The request: Reproduce every line in the listing that contains the word "paid".

Source material:
....................

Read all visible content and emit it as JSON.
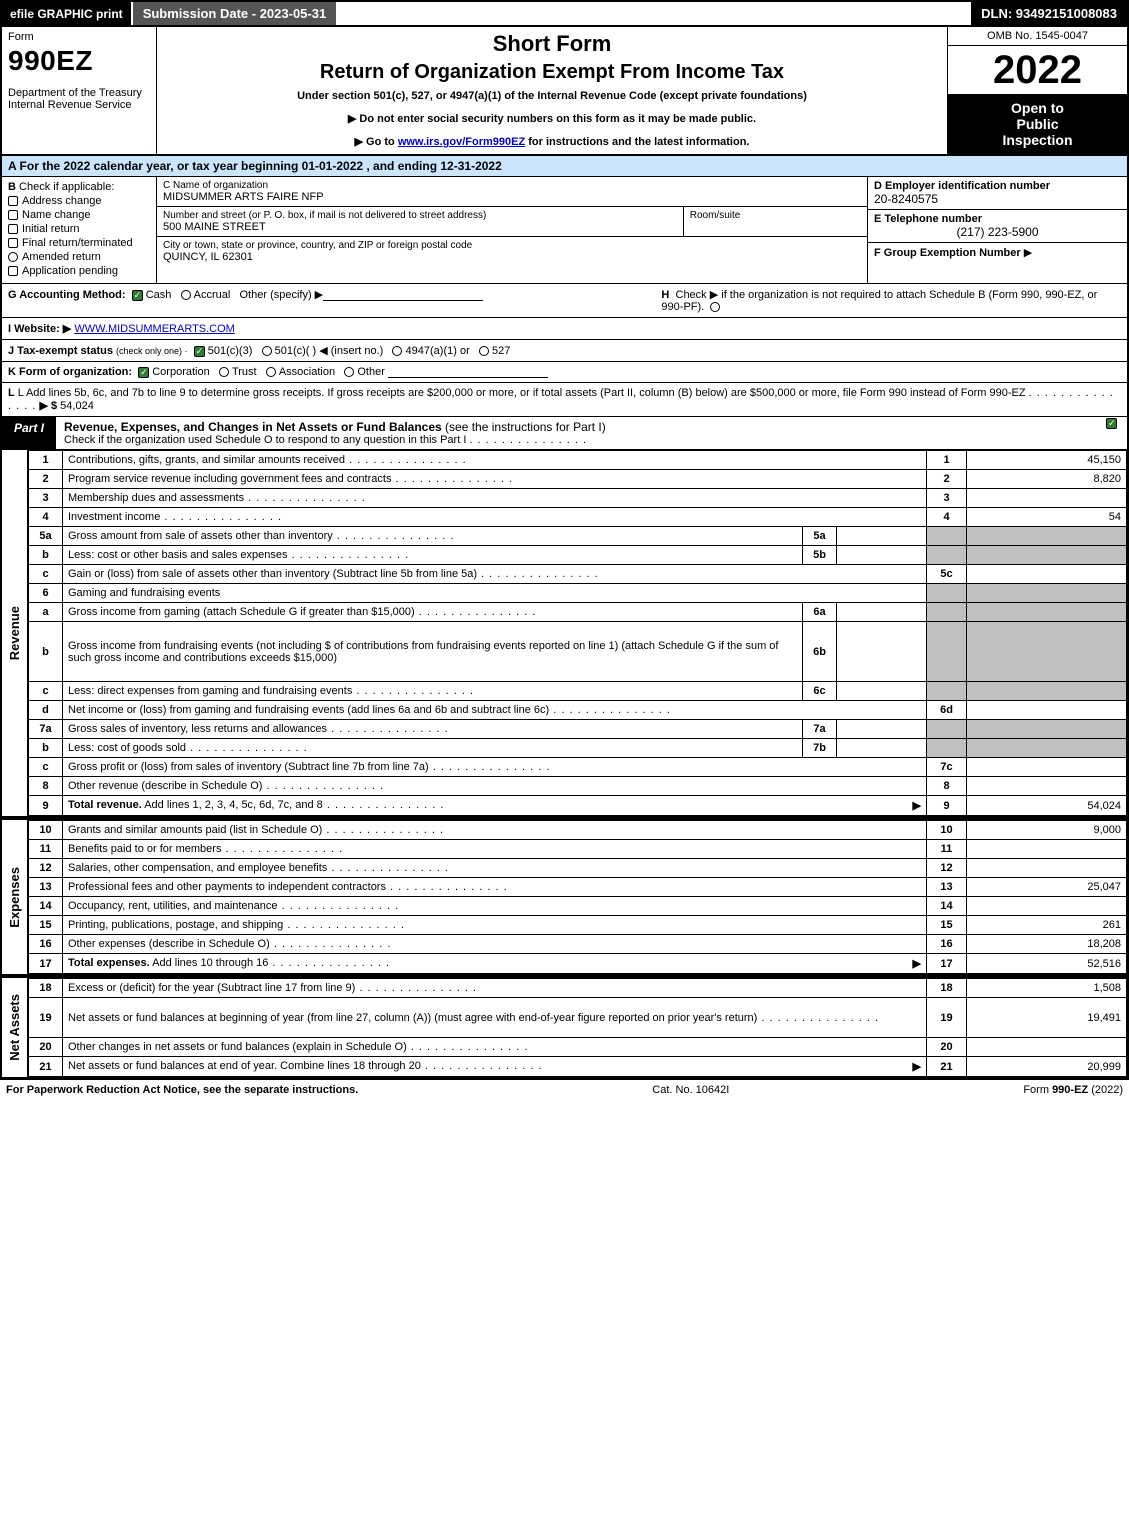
{
  "topbar": {
    "efile": "efile GRAPHIC print",
    "submission": "Submission Date - 2023-05-31",
    "dln": "DLN: 93492151008083"
  },
  "header": {
    "form_label": "Form",
    "form_number": "990EZ",
    "dept": "Department of the Treasury\nInternal Revenue Service",
    "title_short": "Short Form",
    "title_main": "Return of Organization Exempt From Income Tax",
    "subtitle_section": "Under section 501(c), 527, or 4947(a)(1) of the Internal Revenue Code (except private foundations)",
    "instr_ssn": "▶ Do not enter social security numbers on this form as it may be made public.",
    "instr_goto_pre": "▶ Go to ",
    "instr_goto_link": "www.irs.gov/Form990EZ",
    "instr_goto_post": " for instructions and the latest information.",
    "omb": "OMB No. 1545-0047",
    "tax_year": "2022",
    "inspect1": "Open to",
    "inspect2": "Public",
    "inspect3": "Inspection"
  },
  "row_a": "A  For the 2022 calendar year, or tax year beginning 01-01-2022  , and ending 12-31-2022",
  "section_b": {
    "label": "B",
    "caption": "Check if applicable:",
    "items": [
      "Address change",
      "Name change",
      "Initial return",
      "Final return/terminated",
      "Amended return",
      "Application pending"
    ]
  },
  "section_c": {
    "name_caption": "C Name of organization",
    "name": "MIDSUMMER ARTS FAIRE NFP",
    "street_caption": "Number and street (or P. O. box, if mail is not delivered to street address)",
    "room_caption": "Room/suite",
    "street": "500 MAINE STREET",
    "city_caption": "City or town, state or province, country, and ZIP or foreign postal code",
    "city": "QUINCY, IL  62301"
  },
  "section_d": {
    "label": "D Employer identification number",
    "value": "20-8240575"
  },
  "section_e": {
    "label": "E Telephone number",
    "value": "(217) 223-5900"
  },
  "section_f": {
    "label": "F Group Exemption Number",
    "arrow": "▶"
  },
  "row_g": {
    "label": "G Accounting Method:",
    "cash": "Cash",
    "accrual": "Accrual",
    "other": "Other (specify) ▶"
  },
  "row_h": {
    "label": "H",
    "text": "Check ▶     if the organization is not required to attach Schedule B (Form 990, 990-EZ, or 990-PF)."
  },
  "row_i": {
    "label": "I Website: ▶",
    "value": "WWW.MIDSUMMERARTS.COM"
  },
  "row_j": {
    "label": "J Tax-exempt status",
    "sub": "(check only one) ·",
    "opt1": "501(c)(3)",
    "opt2": "501(c)(   ) ◀ (insert no.)",
    "opt3": "4947(a)(1) or",
    "opt4": "527"
  },
  "row_k": {
    "label": "K Form of organization:",
    "opts": [
      "Corporation",
      "Trust",
      "Association",
      "Other"
    ]
  },
  "row_l": {
    "text": "L Add lines 5b, 6c, and 7b to line 9 to determine gross receipts. If gross receipts are $200,000 or more, or if total assets (Part II, column (B) below) are $500,000 or more, file Form 990 instead of Form 990-EZ",
    "arrow": "▶ $",
    "amount": "54,024"
  },
  "part1": {
    "tab": "Part I",
    "title": "Revenue, Expenses, and Changes in Net Assets or Fund Balances",
    "title_paren": "(see the instructions for Part I)",
    "sub": "Check if the organization used Schedule O to respond to any question in this Part I"
  },
  "sidelabels": {
    "revenue": "Revenue",
    "expenses": "Expenses",
    "netassets": "Net Assets"
  },
  "revenue_lines": [
    {
      "n": "1",
      "desc": "Contributions, gifts, grants, and similar amounts received",
      "box": "1",
      "amt": "45,150"
    },
    {
      "n": "2",
      "desc": "Program service revenue including government fees and contracts",
      "box": "2",
      "amt": "8,820"
    },
    {
      "n": "3",
      "desc": "Membership dues and assessments",
      "box": "3",
      "amt": ""
    },
    {
      "n": "4",
      "desc": "Investment income",
      "box": "4",
      "amt": "54"
    },
    {
      "n": "5a",
      "desc": "Gross amount from sale of assets other than inventory",
      "in": "5a",
      "grey": true
    },
    {
      "n": "b",
      "desc": "Less: cost or other basis and sales expenses",
      "in": "5b",
      "grey": true
    },
    {
      "n": "c",
      "desc": "Gain or (loss) from sale of assets other than inventory (Subtract line 5b from line 5a)",
      "box": "5c",
      "amt": ""
    },
    {
      "n": "6",
      "desc": "Gaming and fundraising events",
      "grey": true,
      "noright": true
    },
    {
      "n": "a",
      "desc": "Gross income from gaming (attach Schedule G if greater than $15,000)",
      "in": "6a",
      "grey": true
    },
    {
      "n": "b",
      "desc": "Gross income from fundraising events (not including $                    of contributions from fundraising events reported on line 1) (attach Schedule G if the sum of such gross income and contributions exceeds $15,000)",
      "in": "6b",
      "grey": true,
      "tall": true
    },
    {
      "n": "c",
      "desc": "Less: direct expenses from gaming and fundraising events",
      "in": "6c",
      "grey": true
    },
    {
      "n": "d",
      "desc": "Net income or (loss) from gaming and fundraising events (add lines 6a and 6b and subtract line 6c)",
      "box": "6d",
      "amt": ""
    },
    {
      "n": "7a",
      "desc": "Gross sales of inventory, less returns and allowances",
      "in": "7a",
      "grey": true
    },
    {
      "n": "b",
      "desc": "Less: cost of goods sold",
      "in": "7b",
      "grey": true
    },
    {
      "n": "c",
      "desc": "Gross profit or (loss) from sales of inventory (Subtract line 7b from line 7a)",
      "box": "7c",
      "amt": ""
    },
    {
      "n": "8",
      "desc": "Other revenue (describe in Schedule O)",
      "box": "8",
      "amt": ""
    },
    {
      "n": "9",
      "desc": "Total revenue. Add lines 1, 2, 3, 4, 5c, 6d, 7c, and 8",
      "box": "9",
      "amt": "54,024",
      "bold": true,
      "arrow": true
    }
  ],
  "expense_lines": [
    {
      "n": "10",
      "desc": "Grants and similar amounts paid (list in Schedule O)",
      "box": "10",
      "amt": "9,000"
    },
    {
      "n": "11",
      "desc": "Benefits paid to or for members",
      "box": "11",
      "amt": ""
    },
    {
      "n": "12",
      "desc": "Salaries, other compensation, and employee benefits",
      "box": "12",
      "amt": ""
    },
    {
      "n": "13",
      "desc": "Professional fees and other payments to independent contractors",
      "box": "13",
      "amt": "25,047"
    },
    {
      "n": "14",
      "desc": "Occupancy, rent, utilities, and maintenance",
      "box": "14",
      "amt": ""
    },
    {
      "n": "15",
      "desc": "Printing, publications, postage, and shipping",
      "box": "15",
      "amt": "261"
    },
    {
      "n": "16",
      "desc": "Other expenses (describe in Schedule O)",
      "box": "16",
      "amt": "18,208"
    },
    {
      "n": "17",
      "desc": "Total expenses. Add lines 10 through 16",
      "box": "17",
      "amt": "52,516",
      "bold": true,
      "arrow": true
    }
  ],
  "netasset_lines": [
    {
      "n": "18",
      "desc": "Excess or (deficit) for the year (Subtract line 17 from line 9)",
      "box": "18",
      "amt": "1,508"
    },
    {
      "n": "19",
      "desc": "Net assets or fund balances at beginning of year (from line 27, column (A)) (must agree with end-of-year figure reported on prior year's return)",
      "box": "19",
      "amt": "19,491",
      "tall": true
    },
    {
      "n": "20",
      "desc": "Other changes in net assets or fund balances (explain in Schedule O)",
      "box": "20",
      "amt": ""
    },
    {
      "n": "21",
      "desc": "Net assets or fund balances at end of year. Combine lines 18 through 20",
      "box": "21",
      "amt": "20,999",
      "arrow": true
    }
  ],
  "footer": {
    "left": "For Paperwork Reduction Act Notice, see the separate instructions.",
    "center": "Cat. No. 10642I",
    "right_pre": "Form ",
    "right_form": "990-EZ",
    "right_post": " (2022)"
  },
  "colors": {
    "row_a_bg": "#cce5ff",
    "grey_bg": "#bfbfbf",
    "link": "#0000cc",
    "check_green": "#2e7d32"
  }
}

....................

The completed task:
      "desc": "Grants and similar amounts paid (list in Schedule O)",
      "desc": "Benefits paid to or for members",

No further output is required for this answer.